- **YOUR INSTRUCTIONS**
Rewrite the listing from its first line down through the line containing "info-icon[interactable]: i [196,536,212,551]", changing every "tile-title-block" to "title-block" and leaving everything else as it is.

==========

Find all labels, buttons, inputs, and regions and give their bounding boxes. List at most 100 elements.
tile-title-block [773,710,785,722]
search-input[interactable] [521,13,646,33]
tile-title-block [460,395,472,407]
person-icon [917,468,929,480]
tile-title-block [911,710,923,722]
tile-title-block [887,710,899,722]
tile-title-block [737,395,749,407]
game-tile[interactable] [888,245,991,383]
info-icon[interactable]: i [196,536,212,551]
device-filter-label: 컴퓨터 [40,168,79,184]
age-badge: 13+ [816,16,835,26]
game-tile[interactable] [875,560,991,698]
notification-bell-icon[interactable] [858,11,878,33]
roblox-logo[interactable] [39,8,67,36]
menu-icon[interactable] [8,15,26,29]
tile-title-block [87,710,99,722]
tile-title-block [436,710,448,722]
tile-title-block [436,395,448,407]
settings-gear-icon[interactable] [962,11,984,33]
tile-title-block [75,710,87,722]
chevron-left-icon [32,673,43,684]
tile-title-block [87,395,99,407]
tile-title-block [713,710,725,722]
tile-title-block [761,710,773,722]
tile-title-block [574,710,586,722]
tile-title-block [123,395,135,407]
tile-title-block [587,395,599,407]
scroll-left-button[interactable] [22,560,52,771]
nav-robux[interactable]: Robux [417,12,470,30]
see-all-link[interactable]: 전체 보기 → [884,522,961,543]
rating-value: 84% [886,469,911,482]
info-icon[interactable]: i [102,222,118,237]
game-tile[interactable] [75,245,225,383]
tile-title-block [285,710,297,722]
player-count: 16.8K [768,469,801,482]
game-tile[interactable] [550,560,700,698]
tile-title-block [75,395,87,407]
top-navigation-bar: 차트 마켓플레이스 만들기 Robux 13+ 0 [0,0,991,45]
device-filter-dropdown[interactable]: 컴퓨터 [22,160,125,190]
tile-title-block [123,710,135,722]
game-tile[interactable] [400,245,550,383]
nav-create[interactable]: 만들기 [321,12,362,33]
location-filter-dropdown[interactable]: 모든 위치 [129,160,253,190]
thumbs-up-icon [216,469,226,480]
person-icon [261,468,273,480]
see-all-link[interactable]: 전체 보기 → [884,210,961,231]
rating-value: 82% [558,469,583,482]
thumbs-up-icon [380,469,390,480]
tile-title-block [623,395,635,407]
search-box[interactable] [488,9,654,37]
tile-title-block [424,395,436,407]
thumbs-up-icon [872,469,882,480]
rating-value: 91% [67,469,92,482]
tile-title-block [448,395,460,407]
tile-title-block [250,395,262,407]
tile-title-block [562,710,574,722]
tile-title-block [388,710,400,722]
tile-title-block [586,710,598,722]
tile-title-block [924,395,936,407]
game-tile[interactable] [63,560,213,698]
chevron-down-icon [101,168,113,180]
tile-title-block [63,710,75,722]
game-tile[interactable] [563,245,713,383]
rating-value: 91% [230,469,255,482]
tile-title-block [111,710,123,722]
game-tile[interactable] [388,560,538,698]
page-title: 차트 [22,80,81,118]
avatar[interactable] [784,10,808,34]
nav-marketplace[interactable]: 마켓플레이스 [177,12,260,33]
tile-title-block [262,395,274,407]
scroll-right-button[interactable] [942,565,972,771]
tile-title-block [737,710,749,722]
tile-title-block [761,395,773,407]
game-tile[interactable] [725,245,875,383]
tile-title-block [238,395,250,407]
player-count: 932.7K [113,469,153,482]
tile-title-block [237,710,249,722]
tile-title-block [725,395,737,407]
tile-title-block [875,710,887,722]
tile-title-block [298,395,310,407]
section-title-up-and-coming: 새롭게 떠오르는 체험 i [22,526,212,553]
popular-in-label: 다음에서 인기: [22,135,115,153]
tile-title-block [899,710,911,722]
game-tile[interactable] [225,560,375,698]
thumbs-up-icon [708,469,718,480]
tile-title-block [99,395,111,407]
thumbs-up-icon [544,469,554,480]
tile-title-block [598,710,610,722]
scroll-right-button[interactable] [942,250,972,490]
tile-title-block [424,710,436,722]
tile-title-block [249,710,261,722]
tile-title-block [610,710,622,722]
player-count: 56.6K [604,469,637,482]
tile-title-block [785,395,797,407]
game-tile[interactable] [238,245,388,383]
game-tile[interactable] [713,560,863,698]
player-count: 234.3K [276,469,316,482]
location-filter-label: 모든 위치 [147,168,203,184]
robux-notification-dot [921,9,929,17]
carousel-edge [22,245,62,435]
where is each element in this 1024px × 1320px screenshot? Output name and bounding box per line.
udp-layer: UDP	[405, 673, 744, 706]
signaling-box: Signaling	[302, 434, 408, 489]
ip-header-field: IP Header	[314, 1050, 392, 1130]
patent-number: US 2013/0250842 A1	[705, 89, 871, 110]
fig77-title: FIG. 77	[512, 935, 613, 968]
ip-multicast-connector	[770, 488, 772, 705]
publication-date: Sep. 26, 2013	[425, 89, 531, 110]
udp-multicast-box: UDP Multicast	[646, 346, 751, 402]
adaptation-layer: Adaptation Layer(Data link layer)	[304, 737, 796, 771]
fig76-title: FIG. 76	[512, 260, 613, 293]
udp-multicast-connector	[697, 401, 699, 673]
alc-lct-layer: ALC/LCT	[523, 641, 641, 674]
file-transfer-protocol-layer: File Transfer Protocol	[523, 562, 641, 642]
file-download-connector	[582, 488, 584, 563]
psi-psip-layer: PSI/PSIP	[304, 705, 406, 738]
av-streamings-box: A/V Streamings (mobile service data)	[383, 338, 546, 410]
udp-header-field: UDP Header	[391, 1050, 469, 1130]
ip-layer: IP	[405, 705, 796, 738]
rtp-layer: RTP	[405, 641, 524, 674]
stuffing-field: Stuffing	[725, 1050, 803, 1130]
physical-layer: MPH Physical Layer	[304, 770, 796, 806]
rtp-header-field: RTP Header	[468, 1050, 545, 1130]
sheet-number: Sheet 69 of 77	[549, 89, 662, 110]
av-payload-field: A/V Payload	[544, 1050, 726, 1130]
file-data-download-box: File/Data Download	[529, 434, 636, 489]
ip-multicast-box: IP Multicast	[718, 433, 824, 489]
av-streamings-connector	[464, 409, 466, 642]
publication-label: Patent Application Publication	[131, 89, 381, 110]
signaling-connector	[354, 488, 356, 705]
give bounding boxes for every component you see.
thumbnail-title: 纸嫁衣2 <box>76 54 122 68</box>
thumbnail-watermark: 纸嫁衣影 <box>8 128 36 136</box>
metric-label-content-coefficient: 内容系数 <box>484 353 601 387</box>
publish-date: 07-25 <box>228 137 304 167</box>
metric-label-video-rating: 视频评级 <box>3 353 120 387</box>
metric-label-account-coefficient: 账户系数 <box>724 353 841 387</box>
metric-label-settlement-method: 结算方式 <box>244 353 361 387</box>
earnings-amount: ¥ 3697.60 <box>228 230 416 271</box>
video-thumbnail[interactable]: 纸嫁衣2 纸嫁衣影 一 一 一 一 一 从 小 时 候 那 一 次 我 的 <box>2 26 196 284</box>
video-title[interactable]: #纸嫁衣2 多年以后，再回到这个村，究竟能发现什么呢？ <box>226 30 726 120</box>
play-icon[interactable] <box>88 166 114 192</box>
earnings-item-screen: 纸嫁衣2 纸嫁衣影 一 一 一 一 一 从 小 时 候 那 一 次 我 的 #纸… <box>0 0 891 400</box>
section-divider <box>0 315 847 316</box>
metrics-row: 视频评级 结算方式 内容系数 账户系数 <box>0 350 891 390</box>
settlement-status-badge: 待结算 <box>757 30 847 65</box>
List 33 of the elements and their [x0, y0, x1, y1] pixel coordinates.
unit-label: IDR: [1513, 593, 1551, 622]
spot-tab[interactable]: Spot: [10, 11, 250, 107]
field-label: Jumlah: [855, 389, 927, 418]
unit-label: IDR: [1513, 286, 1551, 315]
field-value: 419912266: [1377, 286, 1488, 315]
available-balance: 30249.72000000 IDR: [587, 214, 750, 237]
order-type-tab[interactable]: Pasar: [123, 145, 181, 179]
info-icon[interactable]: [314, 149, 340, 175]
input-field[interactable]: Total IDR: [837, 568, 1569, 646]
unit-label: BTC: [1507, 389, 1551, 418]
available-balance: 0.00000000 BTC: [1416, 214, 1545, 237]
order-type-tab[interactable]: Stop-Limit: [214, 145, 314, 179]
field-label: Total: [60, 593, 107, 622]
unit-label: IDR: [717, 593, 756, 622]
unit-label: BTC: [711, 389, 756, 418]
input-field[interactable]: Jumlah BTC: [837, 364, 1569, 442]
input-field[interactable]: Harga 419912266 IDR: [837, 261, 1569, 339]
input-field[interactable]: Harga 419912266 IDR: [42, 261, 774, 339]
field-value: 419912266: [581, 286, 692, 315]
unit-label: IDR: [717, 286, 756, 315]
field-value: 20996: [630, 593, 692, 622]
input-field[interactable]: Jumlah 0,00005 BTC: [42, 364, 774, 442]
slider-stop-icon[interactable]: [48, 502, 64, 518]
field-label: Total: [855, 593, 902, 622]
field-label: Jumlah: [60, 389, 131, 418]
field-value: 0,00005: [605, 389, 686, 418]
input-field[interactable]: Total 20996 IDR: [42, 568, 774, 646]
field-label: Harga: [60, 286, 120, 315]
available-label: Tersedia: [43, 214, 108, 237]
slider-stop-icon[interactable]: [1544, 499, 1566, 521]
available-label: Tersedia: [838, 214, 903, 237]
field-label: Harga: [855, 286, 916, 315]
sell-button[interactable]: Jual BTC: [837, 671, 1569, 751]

==========

- **THE COMPLETED TASK**
Find all labels, buttons, inputs, and regions and give their bounding boxes. List at most 100 elements.
title-block [773,710,785,722]
search-input[interactable] [521,13,646,33]
title-block [460,395,472,407]
person-icon [917,468,929,480]
title-block [911,710,923,722]
title-block [887,710,899,722]
title-block [737,395,749,407]
game-tile[interactable] [888,245,991,383]
info-icon[interactable]: i [196,536,212,551]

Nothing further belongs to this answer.